Items listed in a dataset
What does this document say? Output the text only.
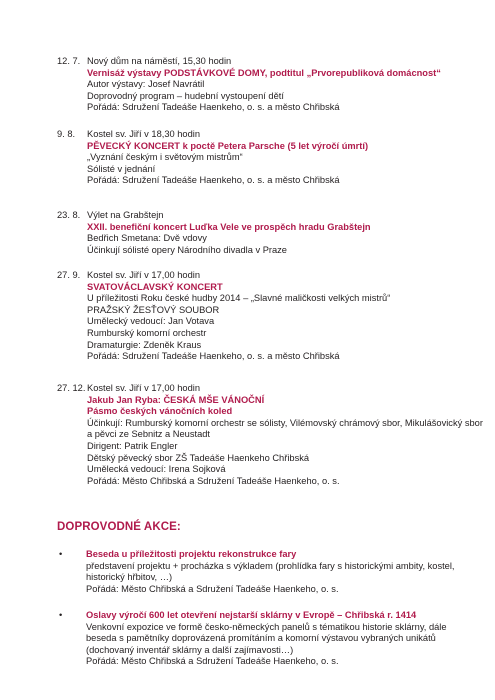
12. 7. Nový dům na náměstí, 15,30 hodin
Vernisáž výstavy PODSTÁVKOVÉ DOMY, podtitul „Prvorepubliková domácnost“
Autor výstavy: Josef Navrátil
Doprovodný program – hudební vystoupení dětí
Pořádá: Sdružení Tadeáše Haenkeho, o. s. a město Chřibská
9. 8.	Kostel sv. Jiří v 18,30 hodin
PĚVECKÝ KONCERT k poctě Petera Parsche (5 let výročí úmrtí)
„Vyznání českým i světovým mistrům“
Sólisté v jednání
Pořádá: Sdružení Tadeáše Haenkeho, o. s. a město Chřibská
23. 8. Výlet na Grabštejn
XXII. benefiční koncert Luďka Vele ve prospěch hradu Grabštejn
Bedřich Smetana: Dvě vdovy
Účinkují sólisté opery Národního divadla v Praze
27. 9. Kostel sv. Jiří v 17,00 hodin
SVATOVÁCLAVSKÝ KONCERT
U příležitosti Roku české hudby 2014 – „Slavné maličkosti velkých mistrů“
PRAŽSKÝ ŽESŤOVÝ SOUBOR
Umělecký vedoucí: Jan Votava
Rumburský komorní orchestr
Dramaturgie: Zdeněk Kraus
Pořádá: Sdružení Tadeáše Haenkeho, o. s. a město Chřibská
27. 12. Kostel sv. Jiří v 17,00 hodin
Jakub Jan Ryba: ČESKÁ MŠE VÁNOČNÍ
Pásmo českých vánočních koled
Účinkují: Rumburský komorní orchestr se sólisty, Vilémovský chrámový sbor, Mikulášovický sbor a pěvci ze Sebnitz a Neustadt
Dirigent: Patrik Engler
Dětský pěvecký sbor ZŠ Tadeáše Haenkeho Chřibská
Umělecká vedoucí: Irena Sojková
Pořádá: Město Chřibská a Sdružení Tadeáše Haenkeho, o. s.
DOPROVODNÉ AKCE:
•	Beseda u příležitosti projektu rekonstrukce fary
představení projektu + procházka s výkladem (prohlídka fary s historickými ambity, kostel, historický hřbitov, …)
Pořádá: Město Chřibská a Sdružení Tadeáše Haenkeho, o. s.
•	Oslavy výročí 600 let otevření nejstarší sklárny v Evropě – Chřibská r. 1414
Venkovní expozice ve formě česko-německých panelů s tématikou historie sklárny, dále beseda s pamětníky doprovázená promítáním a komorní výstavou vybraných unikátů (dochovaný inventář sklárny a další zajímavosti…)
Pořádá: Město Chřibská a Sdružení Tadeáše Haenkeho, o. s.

==

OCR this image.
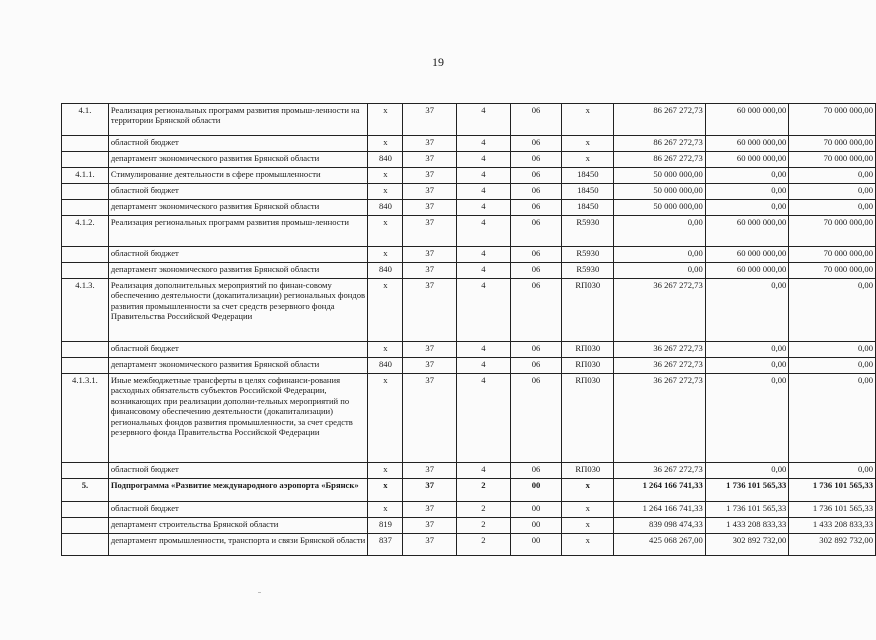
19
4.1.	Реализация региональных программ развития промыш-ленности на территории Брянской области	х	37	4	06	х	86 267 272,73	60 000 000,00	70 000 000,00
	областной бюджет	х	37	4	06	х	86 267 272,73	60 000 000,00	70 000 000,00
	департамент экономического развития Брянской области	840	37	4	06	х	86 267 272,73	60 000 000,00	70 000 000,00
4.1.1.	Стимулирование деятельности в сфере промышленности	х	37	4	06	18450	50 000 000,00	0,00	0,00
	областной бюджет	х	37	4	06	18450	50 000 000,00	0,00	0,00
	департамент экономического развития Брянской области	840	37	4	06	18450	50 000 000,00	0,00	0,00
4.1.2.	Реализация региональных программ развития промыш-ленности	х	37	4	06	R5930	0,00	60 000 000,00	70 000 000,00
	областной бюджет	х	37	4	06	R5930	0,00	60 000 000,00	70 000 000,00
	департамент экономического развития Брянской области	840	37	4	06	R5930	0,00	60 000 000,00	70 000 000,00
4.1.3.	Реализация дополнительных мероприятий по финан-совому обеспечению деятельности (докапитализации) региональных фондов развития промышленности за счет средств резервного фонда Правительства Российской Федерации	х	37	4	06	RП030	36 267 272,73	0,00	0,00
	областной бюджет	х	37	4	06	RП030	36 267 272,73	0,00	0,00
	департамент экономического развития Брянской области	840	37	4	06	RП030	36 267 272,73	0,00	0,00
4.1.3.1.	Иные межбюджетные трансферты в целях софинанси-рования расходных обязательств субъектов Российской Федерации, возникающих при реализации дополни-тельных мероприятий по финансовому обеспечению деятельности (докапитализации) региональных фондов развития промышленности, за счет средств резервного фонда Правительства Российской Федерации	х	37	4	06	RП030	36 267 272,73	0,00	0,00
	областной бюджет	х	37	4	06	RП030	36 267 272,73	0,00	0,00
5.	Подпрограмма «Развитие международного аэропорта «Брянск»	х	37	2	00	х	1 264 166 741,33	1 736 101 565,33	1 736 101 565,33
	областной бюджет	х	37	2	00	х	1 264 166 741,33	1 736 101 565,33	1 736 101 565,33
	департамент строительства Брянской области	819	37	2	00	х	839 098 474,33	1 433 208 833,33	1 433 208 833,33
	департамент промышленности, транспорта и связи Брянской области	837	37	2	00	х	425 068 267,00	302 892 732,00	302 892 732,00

==

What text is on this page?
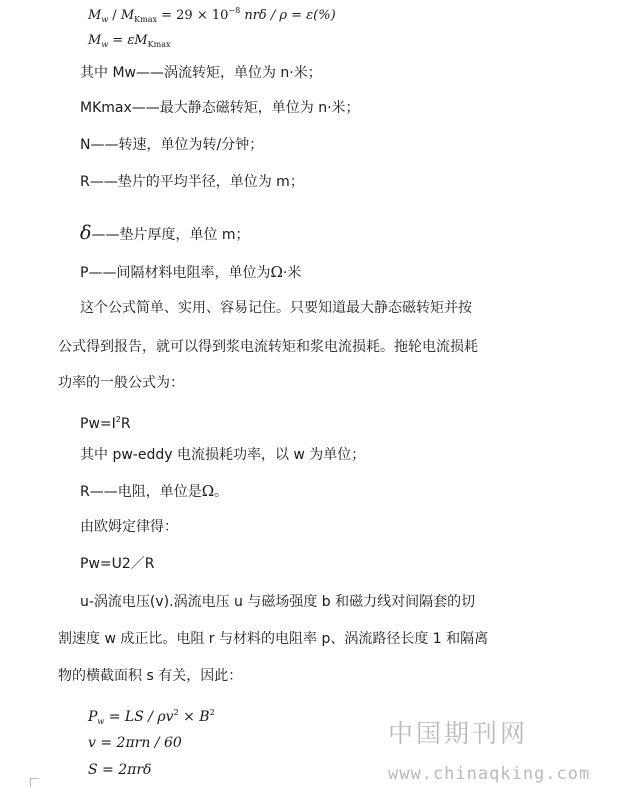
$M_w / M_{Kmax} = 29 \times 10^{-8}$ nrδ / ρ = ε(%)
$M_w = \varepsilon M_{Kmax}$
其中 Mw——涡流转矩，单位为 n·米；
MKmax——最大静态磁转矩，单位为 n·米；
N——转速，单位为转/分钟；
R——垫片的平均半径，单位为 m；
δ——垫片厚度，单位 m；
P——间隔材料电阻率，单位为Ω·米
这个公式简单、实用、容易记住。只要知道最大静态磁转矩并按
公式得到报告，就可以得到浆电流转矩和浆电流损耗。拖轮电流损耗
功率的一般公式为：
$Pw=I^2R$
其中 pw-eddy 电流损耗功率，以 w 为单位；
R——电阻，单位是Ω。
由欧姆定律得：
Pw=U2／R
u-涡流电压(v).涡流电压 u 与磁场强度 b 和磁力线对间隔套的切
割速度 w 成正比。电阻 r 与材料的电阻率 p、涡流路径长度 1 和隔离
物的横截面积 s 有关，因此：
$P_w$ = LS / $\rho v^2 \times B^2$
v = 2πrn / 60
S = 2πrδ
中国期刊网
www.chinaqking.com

## Given task
Pull out each line of the records holding the string "příležitosti".

## Result
U příležitosti Roku české hudby 2014 – „Slavné maličkosti velkých mistrů“
•	Beseda u příležitosti projektu rekonstrukce fary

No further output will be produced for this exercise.